06/14/19

HackerRank ‘Happy Ladybugs’ Solution

Short Problem Definition:


Happy Ladybugs is a board game having the following properties:

  • A ladybug is happy only when it’s left or right adjacent cell (i.e., ) b[i+/-1] is occupied by another ladybug having the same color.
Link

Happy Ladybugs

Complexity:

time complexity is O(N)

space complexity is O(1)

Execution:

This challenge definition does not require a full sort. It only wants to know whether the array is sortable. Therefore we will assume that if there is at least one free slot, the array is sortable by color.

Further we will assume that each ladybug wants to have at least one neighbor with the same color. If there are two of the same color, the ladybug is happy.

If there is no empty space, the input array needs to be sorted correctly.

Solution:
#!/bin/python

import math
import os
import random
import re
import sys
from collections import Counter

# Complete the happyLadybugs function below.

▸ **EXERCISE DIRECTIONS**
Can you reproduce, word for word, the part of the Happy Ladybugs solution post starting with "This challenge definition" and going on through "ladybug is happy."?

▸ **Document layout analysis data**
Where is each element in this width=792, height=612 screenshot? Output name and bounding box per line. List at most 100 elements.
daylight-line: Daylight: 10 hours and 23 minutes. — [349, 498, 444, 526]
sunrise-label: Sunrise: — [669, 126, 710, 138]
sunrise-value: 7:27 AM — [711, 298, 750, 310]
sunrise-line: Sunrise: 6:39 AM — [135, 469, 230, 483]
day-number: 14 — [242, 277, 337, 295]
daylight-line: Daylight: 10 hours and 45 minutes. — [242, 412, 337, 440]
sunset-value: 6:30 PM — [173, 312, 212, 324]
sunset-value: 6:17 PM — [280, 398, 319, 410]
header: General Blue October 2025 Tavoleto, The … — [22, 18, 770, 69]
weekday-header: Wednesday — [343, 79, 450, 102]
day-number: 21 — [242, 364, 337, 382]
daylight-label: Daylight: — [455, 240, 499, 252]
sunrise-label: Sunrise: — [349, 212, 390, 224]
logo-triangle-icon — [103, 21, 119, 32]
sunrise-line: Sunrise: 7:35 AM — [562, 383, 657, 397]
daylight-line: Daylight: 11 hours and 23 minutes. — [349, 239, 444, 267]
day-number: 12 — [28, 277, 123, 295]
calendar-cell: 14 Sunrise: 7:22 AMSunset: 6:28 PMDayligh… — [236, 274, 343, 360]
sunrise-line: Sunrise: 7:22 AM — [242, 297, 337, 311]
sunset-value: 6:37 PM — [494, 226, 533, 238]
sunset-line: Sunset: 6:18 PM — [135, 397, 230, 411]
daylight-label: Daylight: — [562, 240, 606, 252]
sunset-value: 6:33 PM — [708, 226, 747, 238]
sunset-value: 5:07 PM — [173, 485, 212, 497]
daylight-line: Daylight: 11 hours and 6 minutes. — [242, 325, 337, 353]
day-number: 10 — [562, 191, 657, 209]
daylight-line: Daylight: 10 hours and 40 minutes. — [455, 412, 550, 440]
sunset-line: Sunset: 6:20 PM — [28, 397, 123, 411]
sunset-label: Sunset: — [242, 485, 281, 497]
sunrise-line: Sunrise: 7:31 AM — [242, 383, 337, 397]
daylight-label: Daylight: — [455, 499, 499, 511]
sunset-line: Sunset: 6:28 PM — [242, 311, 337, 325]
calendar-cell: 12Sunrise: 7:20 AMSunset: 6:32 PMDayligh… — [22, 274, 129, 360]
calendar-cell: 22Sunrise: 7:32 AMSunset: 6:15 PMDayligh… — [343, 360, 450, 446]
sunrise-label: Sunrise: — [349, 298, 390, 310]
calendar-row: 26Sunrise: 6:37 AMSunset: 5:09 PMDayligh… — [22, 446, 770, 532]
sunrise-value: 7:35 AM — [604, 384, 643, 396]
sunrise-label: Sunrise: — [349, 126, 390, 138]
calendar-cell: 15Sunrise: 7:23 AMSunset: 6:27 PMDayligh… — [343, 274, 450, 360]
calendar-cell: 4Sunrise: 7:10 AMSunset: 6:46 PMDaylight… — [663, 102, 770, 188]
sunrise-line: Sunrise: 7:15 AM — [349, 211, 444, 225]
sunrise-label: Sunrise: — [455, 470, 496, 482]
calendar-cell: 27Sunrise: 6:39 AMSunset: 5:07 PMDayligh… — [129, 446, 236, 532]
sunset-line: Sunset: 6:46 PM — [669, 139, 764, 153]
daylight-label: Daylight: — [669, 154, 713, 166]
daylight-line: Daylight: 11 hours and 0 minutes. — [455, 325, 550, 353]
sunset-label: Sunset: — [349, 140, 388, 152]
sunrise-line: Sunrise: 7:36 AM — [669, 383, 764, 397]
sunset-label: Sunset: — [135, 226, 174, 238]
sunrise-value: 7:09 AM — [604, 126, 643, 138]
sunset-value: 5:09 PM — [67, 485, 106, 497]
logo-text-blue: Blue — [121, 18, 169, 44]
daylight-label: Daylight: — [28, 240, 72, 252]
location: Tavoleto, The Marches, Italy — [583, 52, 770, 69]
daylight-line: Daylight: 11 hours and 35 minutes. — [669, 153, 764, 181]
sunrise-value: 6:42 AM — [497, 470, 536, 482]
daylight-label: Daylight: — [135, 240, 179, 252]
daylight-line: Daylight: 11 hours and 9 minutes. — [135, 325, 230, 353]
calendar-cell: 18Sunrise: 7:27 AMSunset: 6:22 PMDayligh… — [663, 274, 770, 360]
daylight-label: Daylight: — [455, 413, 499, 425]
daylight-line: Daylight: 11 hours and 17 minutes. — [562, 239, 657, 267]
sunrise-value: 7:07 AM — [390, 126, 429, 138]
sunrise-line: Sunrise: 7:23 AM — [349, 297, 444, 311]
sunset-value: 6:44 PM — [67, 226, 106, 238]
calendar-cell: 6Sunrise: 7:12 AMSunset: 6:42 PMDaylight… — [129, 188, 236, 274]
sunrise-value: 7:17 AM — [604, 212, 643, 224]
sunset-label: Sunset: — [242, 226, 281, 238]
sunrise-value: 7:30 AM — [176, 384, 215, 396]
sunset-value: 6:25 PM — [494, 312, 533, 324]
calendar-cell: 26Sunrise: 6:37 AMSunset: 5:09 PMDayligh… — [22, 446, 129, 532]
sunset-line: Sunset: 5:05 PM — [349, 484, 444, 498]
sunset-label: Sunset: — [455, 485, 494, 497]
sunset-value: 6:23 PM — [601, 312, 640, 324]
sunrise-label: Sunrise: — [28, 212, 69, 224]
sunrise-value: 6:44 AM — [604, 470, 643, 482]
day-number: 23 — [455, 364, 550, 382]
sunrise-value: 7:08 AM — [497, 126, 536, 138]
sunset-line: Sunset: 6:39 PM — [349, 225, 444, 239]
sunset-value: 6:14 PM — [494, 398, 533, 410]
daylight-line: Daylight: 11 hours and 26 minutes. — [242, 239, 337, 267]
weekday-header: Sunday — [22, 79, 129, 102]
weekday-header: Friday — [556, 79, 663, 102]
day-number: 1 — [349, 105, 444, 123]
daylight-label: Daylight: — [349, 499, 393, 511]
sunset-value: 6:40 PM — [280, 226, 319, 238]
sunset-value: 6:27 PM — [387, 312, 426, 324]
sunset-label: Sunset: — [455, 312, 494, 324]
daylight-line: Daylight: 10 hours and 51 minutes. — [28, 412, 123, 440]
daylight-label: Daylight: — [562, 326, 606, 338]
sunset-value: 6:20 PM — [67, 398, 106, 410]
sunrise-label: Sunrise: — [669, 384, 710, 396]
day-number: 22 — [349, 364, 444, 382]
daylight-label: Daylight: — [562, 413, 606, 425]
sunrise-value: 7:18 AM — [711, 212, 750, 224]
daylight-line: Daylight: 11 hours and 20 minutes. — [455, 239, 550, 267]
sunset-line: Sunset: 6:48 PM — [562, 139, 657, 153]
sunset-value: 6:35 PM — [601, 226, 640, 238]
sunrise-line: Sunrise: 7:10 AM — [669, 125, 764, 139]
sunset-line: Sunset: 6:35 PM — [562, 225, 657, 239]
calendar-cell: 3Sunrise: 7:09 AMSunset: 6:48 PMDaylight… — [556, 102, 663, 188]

▸ **RESPONSE TO THE EXERCISE**
This challenge definition does not require a full sort. It only wants to know whether the array is sortable. Therefore we will assume that if there is at least one free slot, the array is sortable by color.

Further we will assume that each ladybug wants to have at least one neighbor with the same color. If there are two of the same color, the ladybug is happy.